Task brief:
Set the data down again, exactly as it reads, but without the pictures.

(Dataset items)

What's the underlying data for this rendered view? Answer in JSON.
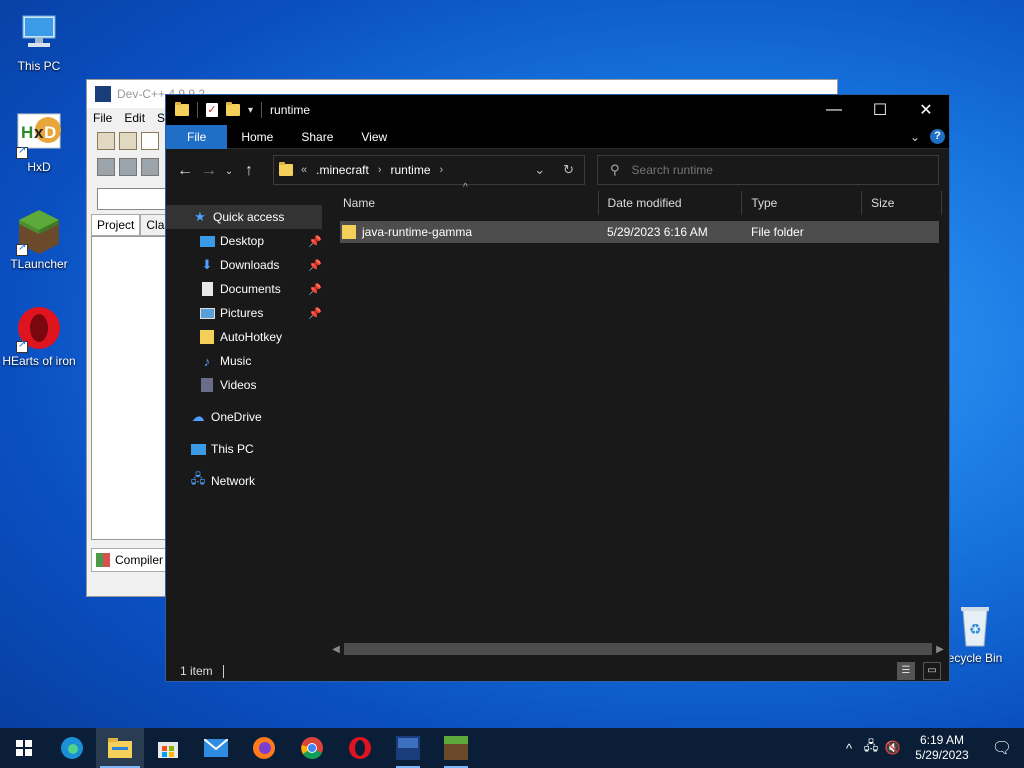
{
  "desktop": {
    "icons": [
      {
        "label": "This PC"
      },
      {
        "label": "HxD"
      },
      {
        "label": "TLauncher"
      },
      {
        "label": "HEarts of iron"
      },
      {
        "label": "ecycle Bin"
      }
    ]
  },
  "devcpp": {
    "title": "Dev-C++ 4.9.9.2",
    "menu": [
      "File",
      "Edit",
      "S"
    ],
    "tabs": [
      "Project",
      "Class"
    ],
    "compiler_label": "Compiler"
  },
  "explorer": {
    "title": "runtime",
    "ribbon": {
      "file": "File",
      "home": "Home",
      "share": "Share",
      "view": "View"
    },
    "address": {
      "overflow": "«",
      "crumbs": [
        ".minecraft",
        "runtime"
      ]
    },
    "search_placeholder": "Search runtime",
    "nav": {
      "quick_access": "Quick access",
      "items": [
        {
          "label": "Desktop",
          "pinned": true
        },
        {
          "label": "Downloads",
          "pinned": true
        },
        {
          "label": "Documents",
          "pinned": true
        },
        {
          "label": "Pictures",
          "pinned": true
        },
        {
          "label": "AutoHotkey",
          "pinned": false
        },
        {
          "label": "Music",
          "pinned": false
        },
        {
          "label": "Videos",
          "pinned": false
        }
      ],
      "onedrive": "OneDrive",
      "this_pc": "This PC",
      "network": "Network"
    },
    "columns": {
      "name": "Name",
      "date": "Date modified",
      "type": "Type",
      "size": "Size"
    },
    "files": [
      {
        "name": "java-runtime-gamma",
        "date": "5/29/2023 6:16 AM",
        "type": "File folder",
        "size": ""
      }
    ],
    "status": "1 item"
  },
  "taskbar": {
    "time": "6:19 AM",
    "date": "5/29/2023"
  },
  "colors": {
    "accent": "#1f6fc6",
    "explorer_bg": "#191919",
    "taskbar_bg": "#0a1e37",
    "folder": "#f4cf5a"
  }
}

Expected answer:
What's the underlying data for this rendered view? Answer in JSON.
{
  "desktop": {
    "icons": [
      {
        "label": "This PC"
      },
      {
        "label": "HxD"
      },
      {
        "label": "TLauncher"
      },
      {
        "label": "HEarts of iron"
      },
      {
        "label": "ecycle Bin"
      }
    ]
  },
  "devcpp": {
    "title": "Dev-C++ 4.9.9.2",
    "menu": [
      "File",
      "Edit",
      "S"
    ],
    "tabs": [
      "Project",
      "Class"
    ],
    "compiler_label": "Compiler"
  },
  "explorer": {
    "title": "runtime",
    "ribbon": {
      "file": "File",
      "home": "Home",
      "share": "Share",
      "view": "View"
    },
    "address": {
      "overflow": "«",
      "crumbs": [
        ".minecraft",
        "runtime"
      ]
    },
    "search_placeholder": "Search runtime",
    "nav": {
      "quick_access": "Quick access",
      "items": [
        {
          "label": "Desktop",
          "pinned": true
        },
        {
          "label": "Downloads",
          "pinned": true
        },
        {
          "label": "Documents",
          "pinned": true
        },
        {
          "label": "Pictures",
          "pinned": true
        },
        {
          "label": "AutoHotkey",
          "pinned": false
        },
        {
          "label": "Music",
          "pinned": false
        },
        {
          "label": "Videos",
          "pinned": false
        }
      ],
      "onedrive": "OneDrive",
      "this_pc": "This PC",
      "network": "Network"
    },
    "columns": {
      "name": "Name",
      "date": "Date modified",
      "type": "Type",
      "size": "Size"
    },
    "files": [
      {
        "name": "java-runtime-gamma",
        "date": "5/29/2023 6:16 AM",
        "type": "File folder",
        "size": ""
      }
    ],
    "status": "1 item"
  },
  "taskbar": {
    "time": "6:19 AM",
    "date": "5/29/2023"
  },
  "colors": {
    "accent": "#1f6fc6",
    "explorer_bg": "#191919",
    "taskbar_bg": "#0a1e37",
    "folder": "#f4cf5a"
  }
}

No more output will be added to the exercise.